START Text passage

Figure 3.. A membrane is laminated to the perinuclear ring.

(A) A tomographic slice resolving a membrane that envelopes the dense perinuclear ring (PNR) and vesicles that are associated with the microtubules. Scale bar, 250 nm. (B) Segmentation of the tomogram in (A). Membrane (brown), perinuclear ring (dark grey), and the MT sheath (green). (C) Distance measurements between the inner membrane leaflet and the top border of the perinuclear ring. (D) Tomographic slice revealing regular densities repeating every 8 nm under the membrane (white arrows). Scale bar, 25 nm. Annotation colour scheme: PNR, grey; membrane, brown; regular densities, teal.

Figure S1.. Observations of perinuclear ring thickness and integrity.

(A, B) Tomographic slices of manchettes with ripped membranes and broken perinuclear ring (white arrowheads) were excluded from measurements. Scale bars, 500 nm.

Figure S2.. Regular repeats on top of the perinuclear ring.

(A, B) Tomographic slices of the perinuclear ring revealing stripe-like arrays (between white triangles) close to the membrane. Scale bar, 100 nm.

END Text passage

• _Parts of the exercise_:
A – In the figure captions, how often do the regular densities under the membrane repeat?
B – Reproduce everything in the figure captions from "(A) A tomographic" down to "bars, 500 nm.".
The listing has no connection to the figure captions.

START Information

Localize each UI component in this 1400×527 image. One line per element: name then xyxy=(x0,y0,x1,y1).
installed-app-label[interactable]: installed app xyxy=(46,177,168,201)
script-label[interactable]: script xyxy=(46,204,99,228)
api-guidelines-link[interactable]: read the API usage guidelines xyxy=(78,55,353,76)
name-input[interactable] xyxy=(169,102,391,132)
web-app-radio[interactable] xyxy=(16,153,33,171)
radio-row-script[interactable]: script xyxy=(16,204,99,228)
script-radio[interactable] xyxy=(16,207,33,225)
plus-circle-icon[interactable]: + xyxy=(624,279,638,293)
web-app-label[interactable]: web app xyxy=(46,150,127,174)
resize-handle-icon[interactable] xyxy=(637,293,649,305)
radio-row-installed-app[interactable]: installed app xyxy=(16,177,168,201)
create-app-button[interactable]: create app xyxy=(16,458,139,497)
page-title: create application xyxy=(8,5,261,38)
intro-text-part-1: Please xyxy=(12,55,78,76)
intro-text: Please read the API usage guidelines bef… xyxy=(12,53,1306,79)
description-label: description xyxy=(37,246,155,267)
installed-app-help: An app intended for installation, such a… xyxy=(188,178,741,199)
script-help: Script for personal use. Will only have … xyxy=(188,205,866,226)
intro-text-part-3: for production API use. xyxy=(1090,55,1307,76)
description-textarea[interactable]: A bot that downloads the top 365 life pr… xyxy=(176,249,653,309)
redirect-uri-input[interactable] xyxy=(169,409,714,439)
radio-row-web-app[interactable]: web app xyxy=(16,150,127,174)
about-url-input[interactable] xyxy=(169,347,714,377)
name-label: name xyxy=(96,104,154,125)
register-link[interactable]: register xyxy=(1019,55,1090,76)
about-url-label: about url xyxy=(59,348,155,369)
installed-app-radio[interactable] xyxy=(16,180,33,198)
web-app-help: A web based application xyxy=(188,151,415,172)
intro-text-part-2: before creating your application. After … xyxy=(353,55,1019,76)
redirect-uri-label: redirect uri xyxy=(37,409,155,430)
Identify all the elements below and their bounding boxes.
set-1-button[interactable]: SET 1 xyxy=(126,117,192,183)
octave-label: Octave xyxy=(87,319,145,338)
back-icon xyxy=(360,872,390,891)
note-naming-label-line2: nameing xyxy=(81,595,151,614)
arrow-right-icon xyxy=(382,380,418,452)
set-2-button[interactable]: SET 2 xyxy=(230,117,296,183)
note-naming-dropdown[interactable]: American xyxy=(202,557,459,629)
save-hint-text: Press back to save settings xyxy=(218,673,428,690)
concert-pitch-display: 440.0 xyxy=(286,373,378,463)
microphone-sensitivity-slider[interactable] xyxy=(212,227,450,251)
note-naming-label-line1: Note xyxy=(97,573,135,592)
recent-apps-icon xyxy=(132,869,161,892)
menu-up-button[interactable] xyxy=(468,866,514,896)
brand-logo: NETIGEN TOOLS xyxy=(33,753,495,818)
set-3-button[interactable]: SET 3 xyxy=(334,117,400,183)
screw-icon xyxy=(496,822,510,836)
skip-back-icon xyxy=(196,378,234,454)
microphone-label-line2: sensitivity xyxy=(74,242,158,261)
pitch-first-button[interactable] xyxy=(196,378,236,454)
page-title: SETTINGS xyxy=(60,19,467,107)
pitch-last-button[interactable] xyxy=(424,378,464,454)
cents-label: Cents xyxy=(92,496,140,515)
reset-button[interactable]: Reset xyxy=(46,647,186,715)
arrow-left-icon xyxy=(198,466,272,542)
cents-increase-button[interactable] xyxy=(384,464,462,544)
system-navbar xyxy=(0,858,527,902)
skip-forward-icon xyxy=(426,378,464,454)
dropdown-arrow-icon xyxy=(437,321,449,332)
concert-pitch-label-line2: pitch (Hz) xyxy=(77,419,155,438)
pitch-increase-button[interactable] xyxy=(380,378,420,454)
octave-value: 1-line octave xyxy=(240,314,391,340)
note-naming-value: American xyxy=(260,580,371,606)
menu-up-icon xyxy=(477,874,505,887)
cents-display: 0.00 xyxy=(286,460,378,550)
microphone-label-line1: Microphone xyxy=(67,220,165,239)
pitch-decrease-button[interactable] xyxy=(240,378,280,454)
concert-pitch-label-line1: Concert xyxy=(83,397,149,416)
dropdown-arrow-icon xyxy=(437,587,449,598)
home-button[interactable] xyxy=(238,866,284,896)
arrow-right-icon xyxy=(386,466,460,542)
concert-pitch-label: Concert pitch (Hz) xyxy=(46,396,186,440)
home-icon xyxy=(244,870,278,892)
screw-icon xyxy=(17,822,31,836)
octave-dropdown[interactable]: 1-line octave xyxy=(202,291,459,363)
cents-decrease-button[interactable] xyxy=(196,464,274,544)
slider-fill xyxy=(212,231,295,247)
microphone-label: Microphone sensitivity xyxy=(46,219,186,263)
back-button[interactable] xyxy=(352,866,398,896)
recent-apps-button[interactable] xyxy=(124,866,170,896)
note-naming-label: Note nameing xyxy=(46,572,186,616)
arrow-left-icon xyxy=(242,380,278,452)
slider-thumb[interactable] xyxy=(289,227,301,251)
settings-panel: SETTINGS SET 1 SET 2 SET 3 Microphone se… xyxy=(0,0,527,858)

END Information

• _Answer section_:
A – Every 8 nm.

B –
(A) A tomographic slice resolving a membrane that envelopes the dense perinuclear ring (PNR) and vesicles that are associated with the microtubules. Scale bar, 250 nm. (B) Segmentation of the tomogram in (A). Membrane (brown), perinuclear ring (dark grey), and the MT sheath (green). (C) Distance measurements between the inner membrane leaflet and the top border of the perinuclear ring. (D) Tomographic slice revealing regular densities repeating every 8 nm under the membrane (white arrows). Scale bar, 25 nm. Annotation colour scheme: PNR, grey; membrane, brown; regular densities, teal.

Figure S1.. Observations of perinuclear ring thickness and integrity.

(A, B) Tomographic slices of manchettes with ripped membranes and broken perinuclear ring (white arrowheads) were excluded from measurements. Scale bars, 500 nm.